■ Problem to work on:
Which lines hold the word "have"? Copy each one.

■ Supplied data:
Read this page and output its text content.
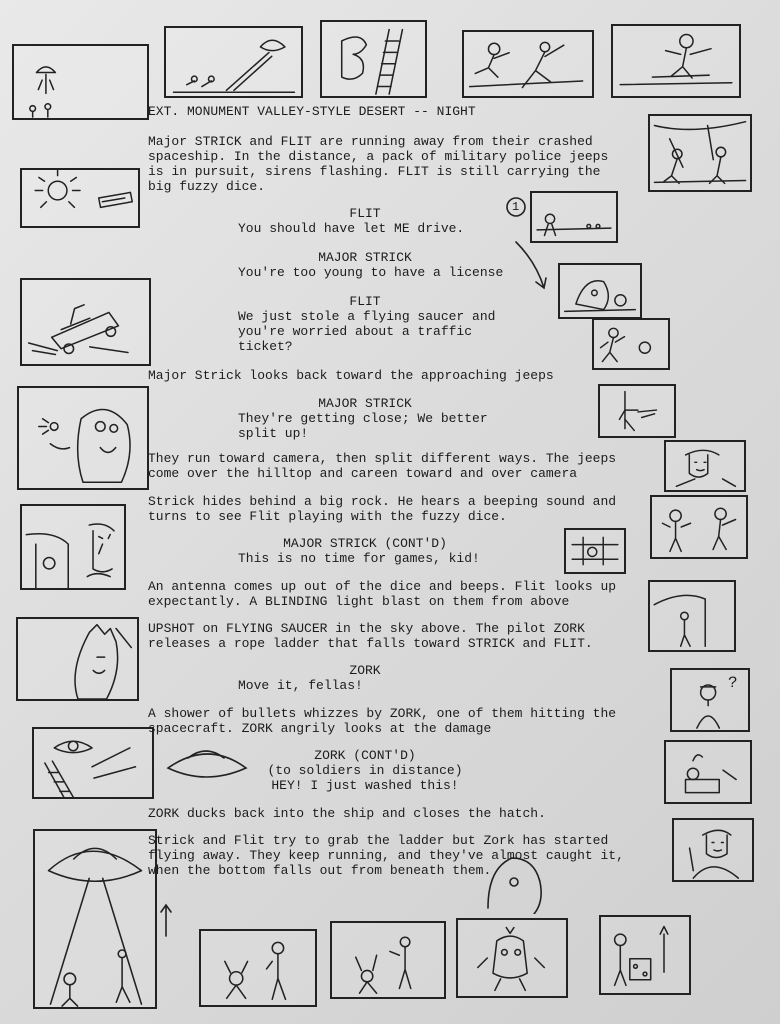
?
1
EXT. MONUMENT VALLEY-STYLE DESERT -- NIGHT
Major STRICK and FLIT are running away from their crashed
spaceship. In the distance, a pack of military police jeeps
is in pursuit, sirens flashing. FLIT is still carrying the
big fuzzy dice.
FLIT
You should have let ME drive.
MAJOR STRICK
You're too young to have a license
FLIT
We just stole a flying saucer and
you're worried about a traffic
ticket?
Major Strick looks back toward the approaching jeeps
MAJOR STRICK
They're getting close; We better
split up!
They run toward camera, then split different ways. The jeeps
come over the hilltop and careen toward and over camera
Strick hides behind a big rock. He hears a beeping sound and
turns to see Flit playing with the fuzzy dice.
MAJOR STRICK (CONT'D)
This is no time for games, kid!
An antenna comes up out of the dice and beeps. Flit looks up
expectantly. A BLINDING light blast on them from above
UPSHOT on FLYING SAUCER in the sky above. The pilot ZORK
releases a rope ladder that falls toward STRICK and FLIT.
ZORK
Move it, fellas!
A shower of bullets whizzes by ZORK, one of them hitting the
spacecraft. ZORK angrily looks at the damage
ZORK (CONT'D)
(to soldiers in distance)
HEY! I just washed this!
ZORK ducks back into the ship and closes the hatch.
Strick and Flit try to grab the ladder but Zork has started
flying away. They keep running, and they've almost caught it,
when the bottom falls out from beneath them.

■ Solution to this task:
You should have let ME drive.
You're too young to have a license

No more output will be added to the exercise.